Given task
Write out the whole listing word for word.

[Dataset items]
• • • • • • •

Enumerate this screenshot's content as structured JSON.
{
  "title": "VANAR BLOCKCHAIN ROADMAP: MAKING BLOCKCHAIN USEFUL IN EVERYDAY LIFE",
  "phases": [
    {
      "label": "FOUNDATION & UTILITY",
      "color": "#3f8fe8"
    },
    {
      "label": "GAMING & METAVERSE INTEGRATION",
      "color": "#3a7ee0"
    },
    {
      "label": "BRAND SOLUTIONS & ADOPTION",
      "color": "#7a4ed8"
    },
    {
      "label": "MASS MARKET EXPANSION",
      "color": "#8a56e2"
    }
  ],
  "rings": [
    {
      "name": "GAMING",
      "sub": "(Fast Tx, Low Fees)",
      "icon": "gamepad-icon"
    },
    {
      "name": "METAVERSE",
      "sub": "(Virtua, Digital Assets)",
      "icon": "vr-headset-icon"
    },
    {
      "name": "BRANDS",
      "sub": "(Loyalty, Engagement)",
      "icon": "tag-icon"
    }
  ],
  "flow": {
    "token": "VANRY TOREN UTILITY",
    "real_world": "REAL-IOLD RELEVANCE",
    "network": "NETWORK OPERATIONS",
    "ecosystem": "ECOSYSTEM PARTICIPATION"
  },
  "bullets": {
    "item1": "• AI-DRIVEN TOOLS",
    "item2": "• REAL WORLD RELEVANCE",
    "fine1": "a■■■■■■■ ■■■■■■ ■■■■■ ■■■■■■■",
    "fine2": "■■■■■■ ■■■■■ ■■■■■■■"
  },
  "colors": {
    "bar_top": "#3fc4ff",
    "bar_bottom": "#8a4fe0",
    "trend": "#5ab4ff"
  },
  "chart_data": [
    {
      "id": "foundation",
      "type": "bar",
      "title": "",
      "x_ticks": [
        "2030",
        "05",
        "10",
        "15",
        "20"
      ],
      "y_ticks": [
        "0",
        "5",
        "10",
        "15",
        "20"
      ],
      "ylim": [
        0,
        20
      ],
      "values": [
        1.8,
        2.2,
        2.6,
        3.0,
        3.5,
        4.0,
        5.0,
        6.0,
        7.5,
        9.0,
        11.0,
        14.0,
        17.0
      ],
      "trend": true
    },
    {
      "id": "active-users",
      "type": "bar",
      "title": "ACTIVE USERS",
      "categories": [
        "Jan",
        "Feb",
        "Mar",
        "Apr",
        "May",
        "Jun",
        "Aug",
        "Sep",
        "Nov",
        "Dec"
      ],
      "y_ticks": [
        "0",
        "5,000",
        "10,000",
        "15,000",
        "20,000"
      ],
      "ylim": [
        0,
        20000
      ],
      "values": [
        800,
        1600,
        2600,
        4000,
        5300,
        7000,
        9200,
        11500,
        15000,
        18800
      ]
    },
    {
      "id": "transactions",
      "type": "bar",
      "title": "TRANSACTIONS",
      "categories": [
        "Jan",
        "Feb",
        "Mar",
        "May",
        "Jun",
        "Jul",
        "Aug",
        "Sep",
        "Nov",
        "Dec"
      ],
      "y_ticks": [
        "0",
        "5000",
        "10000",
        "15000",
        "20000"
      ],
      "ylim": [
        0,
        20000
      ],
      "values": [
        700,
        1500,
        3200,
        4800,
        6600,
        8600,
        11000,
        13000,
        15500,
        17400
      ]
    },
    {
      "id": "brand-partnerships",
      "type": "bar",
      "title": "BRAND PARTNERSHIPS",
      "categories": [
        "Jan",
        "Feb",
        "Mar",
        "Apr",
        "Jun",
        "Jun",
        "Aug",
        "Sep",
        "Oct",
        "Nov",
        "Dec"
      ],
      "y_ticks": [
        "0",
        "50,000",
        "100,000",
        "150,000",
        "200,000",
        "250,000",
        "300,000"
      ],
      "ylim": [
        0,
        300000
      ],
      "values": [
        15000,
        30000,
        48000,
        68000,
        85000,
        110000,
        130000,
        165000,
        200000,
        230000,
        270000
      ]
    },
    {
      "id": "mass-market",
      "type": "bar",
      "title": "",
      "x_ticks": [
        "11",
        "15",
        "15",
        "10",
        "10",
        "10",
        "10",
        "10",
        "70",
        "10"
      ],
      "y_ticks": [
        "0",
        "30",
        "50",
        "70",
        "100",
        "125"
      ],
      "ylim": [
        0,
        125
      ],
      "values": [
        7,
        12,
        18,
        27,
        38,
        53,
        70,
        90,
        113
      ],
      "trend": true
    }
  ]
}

• • • • • • •

Expected answer
Enumerate this screenshot's content as structured JSON.
{
  "title": "VANAR BLOCKCHAIN ROADMAP: MAKING BLOCKCHAIN USEFUL IN EVERYDAY LIFE",
  "phases": [
    {
      "label": "FOUNDATION & UTILITY",
      "color": "#3f8fe8"
    },
    {
      "label": "GAMING & METAVERSE INTEGRATION",
      "color": "#3a7ee0"
    },
    {
      "label": "BRAND SOLUTIONS & ADOPTION",
      "color": "#7a4ed8"
    },
    {
      "label": "MASS MARKET EXPANSION",
      "color": "#8a56e2"
    }
  ],
  "rings": [
    {
      "name": "GAMING",
      "sub": "(Fast Tx, Low Fees)",
      "icon": "gamepad-icon"
    },
    {
      "name": "METAVERSE",
      "sub": "(Virtua, Digital Assets)",
      "icon": "vr-headset-icon"
    },
    {
      "name": "BRANDS",
      "sub": "(Loyalty, Engagement)",
      "icon": "tag-icon"
    }
  ],
  "flow": {
    "token": "VANRY TOREN UTILITY",
    "real_world": "REAL-IOLD RELEVANCE",
    "network": "NETWORK OPERATIONS",
    "ecosystem": "ECOSYSTEM PARTICIPATION"
  },
  "bullets": {
    "item1": "• AI-DRIVEN TOOLS",
    "item2": "• REAL WORLD RELEVANCE",
    "fine1": "a■■■■■■■ ■■■■■■ ■■■■■ ■■■■■■■",
    "fine2": "■■■■■■ ■■■■■ ■■■■■■■"
  },
  "colors": {
    "bar_top": "#3fc4ff",
    "bar_bottom": "#8a4fe0",
    "trend": "#5ab4ff"
  },
  "chart_data": [
    {
      "id": "foundation",
      "type": "bar",
      "title": "",
      "x_ticks": [
        "2030",
        "05",
        "10",
        "15",
        "20"
      ],
      "y_ticks": [
        "0",
        "5",
        "10",
        "15",
        "20"
      ],
      "ylim": [
        0,
        20
      ],
      "values": [
        1.8,
        2.2,
        2.6,
        3.0,
        3.5,
        4.0,
        5.0,
        6.0,
        7.5,
        9.0,
        11.0,
        14.0,
        17.0
      ],
      "trend": true
    },
    {
      "id": "active-users",
      "type": "bar",
      "title": "ACTIVE USERS",
      "categories": [
        "Jan",
        "Feb",
        "Mar",
        "Apr",
        "May",
        "Jun",
        "Aug",
        "Sep",
        "Nov",
        "Dec"
      ],
      "y_ticks": [
        "0",
        "5,000",
        "10,000",
        "15,000",
        "20,000"
      ],
      "ylim": [
        0,
        20000
      ],
      "values": [
        800,
        1600,
        2600,
        4000,
        5300,
        7000,
        9200,
        11500,
        15000,
        18800
      ]
    },
    {
      "id": "transactions",
      "type": "bar",
      "title": "TRANSACTIONS",
      "categories": [
        "Jan",
        "Feb",
        "Mar",
        "May",
        "Jun",
        "Jul",
        "Aug",
        "Sep",
        "Nov",
        "Dec"
      ],
      "y_ticks": [
        "0",
        "5000",
        "10000",
        "15000",
        "20000"
      ],
      "ylim": [
        0,
        20000
      ],
      "values": [
        700,
        1500,
        3200,
        4800,
        6600,
        8600,
        11000,
        13000,
        15500,
        17400
      ]
    },
    {
      "id": "brand-partnerships",
      "type": "bar",
      "title": "BRAND PARTNERSHIPS",
      "categories": [
        "Jan",
        "Feb",
        "Mar",
        "Apr",
        "Jun",
        "Jun",
        "Aug",
        "Sep",
        "Oct",
        "Nov",
        "Dec"
      ],
      "y_ticks": [
        "0",
        "50,000",
        "100,000",
        "150,000",
        "200,000",
        "250,000",
        "300,000"
      ],
      "ylim": [
        0,
        300000
      ],
      "values": [
        15000,
        30000,
        48000,
        68000,
        85000,
        110000,
        130000,
        165000,
        200000,
        230000,
        270000
      ]
    },
    {
      "id": "mass-market",
      "type": "bar",
      "title": "",
      "x_ticks": [
        "11",
        "15",
        "15",
        "10",
        "10",
        "10",
        "10",
        "10",
        "70",
        "10"
      ],
      "y_ticks": [
        "0",
        "30",
        "50",
        "70",
        "100",
        "125"
      ],
      "ylim": [
        0,
        125
      ],
      "values": [
        7,
        12,
        18,
        27,
        38,
        53,
        70,
        90,
        113
      ],
      "trend": true
    }
  ]
}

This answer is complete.